▶ **Task requirements**: Answer with one number: how many lines hold the string "arrow".

(Collected data entries)
● ● ●
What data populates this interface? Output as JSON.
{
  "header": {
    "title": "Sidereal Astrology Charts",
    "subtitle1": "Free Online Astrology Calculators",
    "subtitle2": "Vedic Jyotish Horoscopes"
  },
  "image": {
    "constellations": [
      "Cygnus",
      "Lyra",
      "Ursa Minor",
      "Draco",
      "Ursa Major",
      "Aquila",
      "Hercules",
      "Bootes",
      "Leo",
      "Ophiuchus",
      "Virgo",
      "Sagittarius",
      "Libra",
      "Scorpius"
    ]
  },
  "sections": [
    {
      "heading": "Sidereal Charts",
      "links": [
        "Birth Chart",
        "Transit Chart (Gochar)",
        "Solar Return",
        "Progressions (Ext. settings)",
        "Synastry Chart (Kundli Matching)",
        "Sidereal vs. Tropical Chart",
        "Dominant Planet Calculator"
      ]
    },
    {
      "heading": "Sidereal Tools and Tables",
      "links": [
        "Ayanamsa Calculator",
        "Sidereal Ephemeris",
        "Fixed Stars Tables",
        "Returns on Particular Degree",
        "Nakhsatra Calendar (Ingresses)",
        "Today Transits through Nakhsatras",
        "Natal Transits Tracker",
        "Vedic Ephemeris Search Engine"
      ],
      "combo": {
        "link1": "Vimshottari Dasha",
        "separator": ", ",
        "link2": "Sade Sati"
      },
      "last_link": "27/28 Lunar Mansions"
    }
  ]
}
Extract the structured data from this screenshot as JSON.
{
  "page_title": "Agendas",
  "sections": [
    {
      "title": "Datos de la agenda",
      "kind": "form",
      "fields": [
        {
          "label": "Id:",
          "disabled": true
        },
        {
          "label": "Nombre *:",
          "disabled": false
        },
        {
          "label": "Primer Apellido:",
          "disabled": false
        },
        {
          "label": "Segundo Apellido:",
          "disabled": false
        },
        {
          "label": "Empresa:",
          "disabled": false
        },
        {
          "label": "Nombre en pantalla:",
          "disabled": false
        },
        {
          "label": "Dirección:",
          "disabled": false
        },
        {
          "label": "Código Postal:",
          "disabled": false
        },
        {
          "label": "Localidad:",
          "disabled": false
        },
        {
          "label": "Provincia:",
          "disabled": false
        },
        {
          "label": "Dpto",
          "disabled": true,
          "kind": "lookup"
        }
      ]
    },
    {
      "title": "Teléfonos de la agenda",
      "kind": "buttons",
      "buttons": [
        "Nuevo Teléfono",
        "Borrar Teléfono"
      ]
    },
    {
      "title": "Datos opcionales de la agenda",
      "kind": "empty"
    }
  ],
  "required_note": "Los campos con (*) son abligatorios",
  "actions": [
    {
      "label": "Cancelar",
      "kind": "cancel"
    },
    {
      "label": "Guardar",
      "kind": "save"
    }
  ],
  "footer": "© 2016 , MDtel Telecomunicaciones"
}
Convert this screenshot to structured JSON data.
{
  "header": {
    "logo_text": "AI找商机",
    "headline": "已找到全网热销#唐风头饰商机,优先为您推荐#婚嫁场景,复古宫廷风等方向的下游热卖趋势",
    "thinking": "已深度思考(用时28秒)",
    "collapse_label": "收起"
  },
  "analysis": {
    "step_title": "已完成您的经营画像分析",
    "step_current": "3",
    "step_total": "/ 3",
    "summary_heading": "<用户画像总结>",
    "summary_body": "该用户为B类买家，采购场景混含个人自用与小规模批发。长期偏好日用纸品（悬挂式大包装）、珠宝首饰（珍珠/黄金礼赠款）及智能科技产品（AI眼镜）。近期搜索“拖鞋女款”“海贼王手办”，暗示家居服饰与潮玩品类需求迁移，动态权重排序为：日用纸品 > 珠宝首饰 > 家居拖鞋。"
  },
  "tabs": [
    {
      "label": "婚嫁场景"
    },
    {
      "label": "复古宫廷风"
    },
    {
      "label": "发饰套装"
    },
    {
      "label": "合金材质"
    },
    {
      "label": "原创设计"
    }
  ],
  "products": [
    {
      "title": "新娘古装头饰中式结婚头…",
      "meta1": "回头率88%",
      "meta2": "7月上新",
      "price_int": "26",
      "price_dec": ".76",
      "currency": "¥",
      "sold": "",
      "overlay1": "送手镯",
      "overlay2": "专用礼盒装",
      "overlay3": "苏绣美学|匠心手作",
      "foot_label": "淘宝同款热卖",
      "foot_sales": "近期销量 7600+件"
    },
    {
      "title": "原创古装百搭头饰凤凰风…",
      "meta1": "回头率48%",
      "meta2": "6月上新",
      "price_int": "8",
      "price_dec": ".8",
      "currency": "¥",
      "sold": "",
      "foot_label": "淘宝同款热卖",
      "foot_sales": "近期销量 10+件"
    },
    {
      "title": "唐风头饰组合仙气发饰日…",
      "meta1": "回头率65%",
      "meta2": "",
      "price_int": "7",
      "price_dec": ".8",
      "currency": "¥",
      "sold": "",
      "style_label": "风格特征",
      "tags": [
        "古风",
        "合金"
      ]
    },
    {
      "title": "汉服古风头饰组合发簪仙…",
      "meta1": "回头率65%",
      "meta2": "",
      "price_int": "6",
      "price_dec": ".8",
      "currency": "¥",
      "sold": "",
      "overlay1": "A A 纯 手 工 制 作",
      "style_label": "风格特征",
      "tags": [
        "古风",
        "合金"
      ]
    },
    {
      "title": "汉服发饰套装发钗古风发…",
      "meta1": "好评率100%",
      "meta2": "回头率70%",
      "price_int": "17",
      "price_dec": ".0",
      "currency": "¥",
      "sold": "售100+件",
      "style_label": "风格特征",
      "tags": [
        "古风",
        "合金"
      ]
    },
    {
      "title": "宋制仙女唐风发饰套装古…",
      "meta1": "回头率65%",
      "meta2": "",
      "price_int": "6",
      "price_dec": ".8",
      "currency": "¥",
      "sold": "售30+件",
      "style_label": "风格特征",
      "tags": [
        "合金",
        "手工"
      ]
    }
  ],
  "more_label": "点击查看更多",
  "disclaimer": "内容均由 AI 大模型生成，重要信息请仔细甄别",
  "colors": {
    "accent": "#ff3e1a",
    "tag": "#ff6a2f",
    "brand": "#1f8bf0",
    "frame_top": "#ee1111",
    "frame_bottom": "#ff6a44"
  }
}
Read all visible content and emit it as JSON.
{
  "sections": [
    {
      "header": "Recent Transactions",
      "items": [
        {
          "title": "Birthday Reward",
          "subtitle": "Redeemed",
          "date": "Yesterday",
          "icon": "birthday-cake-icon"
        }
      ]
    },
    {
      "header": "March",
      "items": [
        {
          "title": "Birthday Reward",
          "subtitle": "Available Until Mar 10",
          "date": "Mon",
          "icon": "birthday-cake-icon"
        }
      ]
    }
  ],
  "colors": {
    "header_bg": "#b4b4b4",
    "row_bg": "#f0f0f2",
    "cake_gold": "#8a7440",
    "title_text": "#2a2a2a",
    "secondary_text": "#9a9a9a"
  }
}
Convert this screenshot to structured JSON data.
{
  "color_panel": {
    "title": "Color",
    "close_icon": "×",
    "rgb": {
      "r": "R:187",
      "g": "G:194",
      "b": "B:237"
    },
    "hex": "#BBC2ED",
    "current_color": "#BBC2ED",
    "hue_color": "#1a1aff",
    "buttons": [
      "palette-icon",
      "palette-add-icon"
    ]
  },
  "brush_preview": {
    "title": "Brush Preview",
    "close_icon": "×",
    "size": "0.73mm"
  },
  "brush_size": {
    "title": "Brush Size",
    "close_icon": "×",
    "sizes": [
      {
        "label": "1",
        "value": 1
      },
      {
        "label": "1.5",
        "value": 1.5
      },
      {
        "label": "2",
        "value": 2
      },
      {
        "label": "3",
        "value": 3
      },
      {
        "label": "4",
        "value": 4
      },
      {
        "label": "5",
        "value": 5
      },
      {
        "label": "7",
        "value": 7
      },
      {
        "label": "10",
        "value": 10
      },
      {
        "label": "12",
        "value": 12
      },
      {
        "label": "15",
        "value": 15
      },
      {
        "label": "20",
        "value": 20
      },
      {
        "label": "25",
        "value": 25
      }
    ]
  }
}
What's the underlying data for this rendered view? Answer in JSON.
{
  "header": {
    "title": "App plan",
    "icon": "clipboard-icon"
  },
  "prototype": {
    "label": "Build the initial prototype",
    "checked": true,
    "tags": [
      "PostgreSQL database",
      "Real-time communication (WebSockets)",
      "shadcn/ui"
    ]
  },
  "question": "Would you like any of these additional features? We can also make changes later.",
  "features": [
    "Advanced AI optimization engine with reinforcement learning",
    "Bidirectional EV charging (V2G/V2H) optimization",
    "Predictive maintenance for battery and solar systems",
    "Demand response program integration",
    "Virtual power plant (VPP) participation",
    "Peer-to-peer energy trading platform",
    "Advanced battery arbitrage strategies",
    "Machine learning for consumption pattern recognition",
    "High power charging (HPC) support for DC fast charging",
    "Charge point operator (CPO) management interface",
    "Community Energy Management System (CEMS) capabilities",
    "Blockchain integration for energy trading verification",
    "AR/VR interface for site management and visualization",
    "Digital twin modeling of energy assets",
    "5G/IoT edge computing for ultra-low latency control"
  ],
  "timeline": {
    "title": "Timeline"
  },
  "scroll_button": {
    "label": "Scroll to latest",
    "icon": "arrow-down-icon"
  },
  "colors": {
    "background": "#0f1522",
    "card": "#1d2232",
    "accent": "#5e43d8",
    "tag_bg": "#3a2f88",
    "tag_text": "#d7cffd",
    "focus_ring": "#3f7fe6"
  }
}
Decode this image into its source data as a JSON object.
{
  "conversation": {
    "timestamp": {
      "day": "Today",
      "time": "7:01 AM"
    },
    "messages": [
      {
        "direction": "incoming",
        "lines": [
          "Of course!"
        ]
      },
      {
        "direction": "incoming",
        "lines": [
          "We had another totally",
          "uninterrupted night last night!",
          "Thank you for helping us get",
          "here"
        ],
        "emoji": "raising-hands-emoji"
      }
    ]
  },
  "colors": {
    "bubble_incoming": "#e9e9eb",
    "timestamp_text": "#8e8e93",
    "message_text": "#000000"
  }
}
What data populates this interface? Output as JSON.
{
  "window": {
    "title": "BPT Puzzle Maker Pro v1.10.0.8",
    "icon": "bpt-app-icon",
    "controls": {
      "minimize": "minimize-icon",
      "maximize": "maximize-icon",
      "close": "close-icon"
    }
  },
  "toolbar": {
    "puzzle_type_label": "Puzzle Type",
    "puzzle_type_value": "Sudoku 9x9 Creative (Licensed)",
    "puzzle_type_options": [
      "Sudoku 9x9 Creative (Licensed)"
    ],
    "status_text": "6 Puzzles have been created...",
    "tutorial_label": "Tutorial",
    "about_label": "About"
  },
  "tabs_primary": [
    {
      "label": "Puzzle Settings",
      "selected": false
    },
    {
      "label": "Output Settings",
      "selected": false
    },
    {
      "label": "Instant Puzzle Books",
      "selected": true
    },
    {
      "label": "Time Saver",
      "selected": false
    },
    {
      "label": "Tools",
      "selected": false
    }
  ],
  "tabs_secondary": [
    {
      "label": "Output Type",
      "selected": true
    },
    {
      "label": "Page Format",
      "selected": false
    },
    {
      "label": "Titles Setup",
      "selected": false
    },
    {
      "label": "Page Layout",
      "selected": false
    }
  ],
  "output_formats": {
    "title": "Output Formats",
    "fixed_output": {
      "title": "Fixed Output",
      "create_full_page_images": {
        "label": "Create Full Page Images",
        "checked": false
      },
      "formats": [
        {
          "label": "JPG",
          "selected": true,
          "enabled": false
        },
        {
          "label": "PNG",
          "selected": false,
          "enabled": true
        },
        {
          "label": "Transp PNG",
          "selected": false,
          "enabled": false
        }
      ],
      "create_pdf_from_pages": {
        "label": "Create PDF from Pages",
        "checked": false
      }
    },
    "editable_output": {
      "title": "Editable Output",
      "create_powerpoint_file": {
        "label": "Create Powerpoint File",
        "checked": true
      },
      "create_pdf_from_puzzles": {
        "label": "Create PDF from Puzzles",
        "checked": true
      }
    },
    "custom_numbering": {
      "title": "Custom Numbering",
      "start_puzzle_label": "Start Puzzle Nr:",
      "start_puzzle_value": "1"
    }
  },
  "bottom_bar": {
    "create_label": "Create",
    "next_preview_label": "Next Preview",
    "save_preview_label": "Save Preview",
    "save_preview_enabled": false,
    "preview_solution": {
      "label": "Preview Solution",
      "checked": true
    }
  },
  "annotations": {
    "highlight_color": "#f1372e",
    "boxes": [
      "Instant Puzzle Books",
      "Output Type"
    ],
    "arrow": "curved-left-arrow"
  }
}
● ● ●
▶ **Written answer**: 2